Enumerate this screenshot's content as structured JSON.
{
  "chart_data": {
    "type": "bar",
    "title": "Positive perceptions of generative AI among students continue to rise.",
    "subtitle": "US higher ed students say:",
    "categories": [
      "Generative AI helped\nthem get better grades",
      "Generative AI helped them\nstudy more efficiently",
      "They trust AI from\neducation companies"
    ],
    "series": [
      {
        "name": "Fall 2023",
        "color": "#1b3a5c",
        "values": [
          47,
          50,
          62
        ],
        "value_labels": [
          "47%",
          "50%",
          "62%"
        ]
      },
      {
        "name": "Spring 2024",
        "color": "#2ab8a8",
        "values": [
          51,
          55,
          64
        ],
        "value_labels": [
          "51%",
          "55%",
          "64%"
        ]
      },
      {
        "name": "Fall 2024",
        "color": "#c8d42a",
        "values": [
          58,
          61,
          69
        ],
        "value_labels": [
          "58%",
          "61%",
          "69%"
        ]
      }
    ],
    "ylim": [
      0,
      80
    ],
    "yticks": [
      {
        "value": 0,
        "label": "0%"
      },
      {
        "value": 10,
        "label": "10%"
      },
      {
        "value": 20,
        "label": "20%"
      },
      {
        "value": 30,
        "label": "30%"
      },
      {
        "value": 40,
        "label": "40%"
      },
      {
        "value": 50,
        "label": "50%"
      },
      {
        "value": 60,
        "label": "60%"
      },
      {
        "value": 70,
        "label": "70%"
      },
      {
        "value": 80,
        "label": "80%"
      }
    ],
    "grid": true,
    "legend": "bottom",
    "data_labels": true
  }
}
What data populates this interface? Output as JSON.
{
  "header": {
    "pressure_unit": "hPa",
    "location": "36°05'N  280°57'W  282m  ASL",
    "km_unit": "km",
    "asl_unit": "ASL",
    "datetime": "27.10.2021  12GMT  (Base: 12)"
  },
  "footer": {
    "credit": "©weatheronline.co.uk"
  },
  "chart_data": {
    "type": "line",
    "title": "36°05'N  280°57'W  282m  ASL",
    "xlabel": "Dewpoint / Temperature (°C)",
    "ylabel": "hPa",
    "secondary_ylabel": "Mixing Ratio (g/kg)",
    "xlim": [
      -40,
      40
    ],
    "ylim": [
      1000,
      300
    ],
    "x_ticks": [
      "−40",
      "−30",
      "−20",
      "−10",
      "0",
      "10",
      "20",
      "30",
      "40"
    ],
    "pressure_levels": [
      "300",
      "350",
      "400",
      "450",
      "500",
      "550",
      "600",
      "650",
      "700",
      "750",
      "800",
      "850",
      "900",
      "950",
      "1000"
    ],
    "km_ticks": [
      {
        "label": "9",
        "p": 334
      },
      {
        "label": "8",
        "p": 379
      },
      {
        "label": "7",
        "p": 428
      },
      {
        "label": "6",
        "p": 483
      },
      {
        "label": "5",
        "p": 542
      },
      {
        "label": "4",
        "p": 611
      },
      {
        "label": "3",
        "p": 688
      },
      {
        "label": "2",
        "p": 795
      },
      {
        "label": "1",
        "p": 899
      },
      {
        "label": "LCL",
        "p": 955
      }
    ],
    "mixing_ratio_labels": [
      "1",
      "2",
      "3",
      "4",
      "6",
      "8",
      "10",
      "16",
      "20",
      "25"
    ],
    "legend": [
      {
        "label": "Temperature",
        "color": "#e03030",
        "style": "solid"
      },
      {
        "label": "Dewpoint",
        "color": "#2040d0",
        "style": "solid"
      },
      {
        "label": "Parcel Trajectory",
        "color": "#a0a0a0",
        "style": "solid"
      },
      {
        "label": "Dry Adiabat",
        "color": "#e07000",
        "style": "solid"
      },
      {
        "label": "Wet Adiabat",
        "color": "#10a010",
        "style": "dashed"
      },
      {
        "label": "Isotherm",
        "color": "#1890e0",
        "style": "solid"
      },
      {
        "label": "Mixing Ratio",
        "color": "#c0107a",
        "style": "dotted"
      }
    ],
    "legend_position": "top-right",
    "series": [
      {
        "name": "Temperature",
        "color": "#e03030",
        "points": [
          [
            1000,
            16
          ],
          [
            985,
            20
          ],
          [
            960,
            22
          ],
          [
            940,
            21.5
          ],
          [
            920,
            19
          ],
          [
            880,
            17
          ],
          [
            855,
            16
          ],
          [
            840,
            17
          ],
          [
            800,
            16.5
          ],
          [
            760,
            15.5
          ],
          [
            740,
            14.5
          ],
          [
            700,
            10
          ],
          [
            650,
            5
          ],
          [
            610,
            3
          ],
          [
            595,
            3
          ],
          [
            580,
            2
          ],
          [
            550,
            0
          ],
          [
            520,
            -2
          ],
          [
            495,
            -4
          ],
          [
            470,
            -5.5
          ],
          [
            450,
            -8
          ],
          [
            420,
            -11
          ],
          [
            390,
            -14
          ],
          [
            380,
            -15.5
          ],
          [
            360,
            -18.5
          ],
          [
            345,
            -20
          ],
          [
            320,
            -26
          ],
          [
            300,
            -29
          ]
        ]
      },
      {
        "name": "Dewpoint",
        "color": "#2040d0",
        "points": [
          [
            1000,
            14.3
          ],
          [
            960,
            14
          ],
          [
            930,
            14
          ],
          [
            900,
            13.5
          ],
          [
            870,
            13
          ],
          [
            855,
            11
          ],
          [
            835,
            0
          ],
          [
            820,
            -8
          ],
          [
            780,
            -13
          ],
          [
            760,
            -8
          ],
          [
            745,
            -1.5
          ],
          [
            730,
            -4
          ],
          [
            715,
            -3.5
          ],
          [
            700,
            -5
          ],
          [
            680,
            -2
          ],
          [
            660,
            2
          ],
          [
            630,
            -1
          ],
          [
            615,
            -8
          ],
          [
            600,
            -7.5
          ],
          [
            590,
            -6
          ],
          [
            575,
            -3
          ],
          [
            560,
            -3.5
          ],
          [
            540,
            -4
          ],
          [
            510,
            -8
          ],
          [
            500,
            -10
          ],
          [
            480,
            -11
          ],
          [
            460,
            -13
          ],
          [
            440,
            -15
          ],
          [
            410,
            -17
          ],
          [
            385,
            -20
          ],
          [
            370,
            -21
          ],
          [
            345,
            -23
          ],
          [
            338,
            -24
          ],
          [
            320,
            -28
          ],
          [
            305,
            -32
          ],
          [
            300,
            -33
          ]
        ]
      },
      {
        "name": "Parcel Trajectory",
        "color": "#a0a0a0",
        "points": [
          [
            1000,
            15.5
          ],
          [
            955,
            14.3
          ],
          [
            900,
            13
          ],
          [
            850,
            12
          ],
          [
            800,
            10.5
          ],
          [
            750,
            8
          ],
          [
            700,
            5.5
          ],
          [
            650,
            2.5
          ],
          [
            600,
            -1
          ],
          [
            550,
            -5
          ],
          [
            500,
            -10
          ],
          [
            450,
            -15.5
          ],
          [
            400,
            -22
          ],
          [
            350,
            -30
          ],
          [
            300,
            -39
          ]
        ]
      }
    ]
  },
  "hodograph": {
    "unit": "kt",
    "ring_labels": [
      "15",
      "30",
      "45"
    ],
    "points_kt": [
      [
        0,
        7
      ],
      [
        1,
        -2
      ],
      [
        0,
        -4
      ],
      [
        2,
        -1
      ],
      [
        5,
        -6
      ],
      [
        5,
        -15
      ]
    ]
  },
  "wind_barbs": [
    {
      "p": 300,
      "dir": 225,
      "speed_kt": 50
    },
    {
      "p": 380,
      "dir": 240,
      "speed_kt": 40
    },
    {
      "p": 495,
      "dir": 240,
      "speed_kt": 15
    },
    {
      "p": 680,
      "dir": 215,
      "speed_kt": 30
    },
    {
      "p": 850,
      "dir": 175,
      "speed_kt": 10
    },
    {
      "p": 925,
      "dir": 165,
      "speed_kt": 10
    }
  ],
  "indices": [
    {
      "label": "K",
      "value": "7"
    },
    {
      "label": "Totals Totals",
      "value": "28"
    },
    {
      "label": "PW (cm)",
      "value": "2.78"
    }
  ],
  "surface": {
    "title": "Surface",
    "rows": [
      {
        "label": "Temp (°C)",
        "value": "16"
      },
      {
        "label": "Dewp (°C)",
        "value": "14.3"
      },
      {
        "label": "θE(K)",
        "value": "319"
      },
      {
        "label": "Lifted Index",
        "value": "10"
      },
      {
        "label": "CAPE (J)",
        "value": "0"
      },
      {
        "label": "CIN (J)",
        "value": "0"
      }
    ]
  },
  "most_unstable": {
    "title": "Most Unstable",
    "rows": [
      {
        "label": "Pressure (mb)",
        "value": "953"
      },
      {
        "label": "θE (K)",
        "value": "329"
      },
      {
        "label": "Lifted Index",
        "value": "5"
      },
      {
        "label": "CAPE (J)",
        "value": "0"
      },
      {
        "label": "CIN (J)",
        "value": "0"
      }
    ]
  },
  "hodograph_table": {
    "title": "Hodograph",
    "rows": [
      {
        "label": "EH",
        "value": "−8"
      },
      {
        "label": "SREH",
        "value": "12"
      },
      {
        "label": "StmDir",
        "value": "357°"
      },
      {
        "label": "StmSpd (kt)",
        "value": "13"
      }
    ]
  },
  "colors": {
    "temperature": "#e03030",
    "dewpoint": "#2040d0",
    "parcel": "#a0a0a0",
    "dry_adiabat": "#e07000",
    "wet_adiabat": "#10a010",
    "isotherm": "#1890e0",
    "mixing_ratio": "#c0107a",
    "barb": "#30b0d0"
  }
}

- - - - - - -

Only a number is needed: how many lines of the material above contain "helped"?

2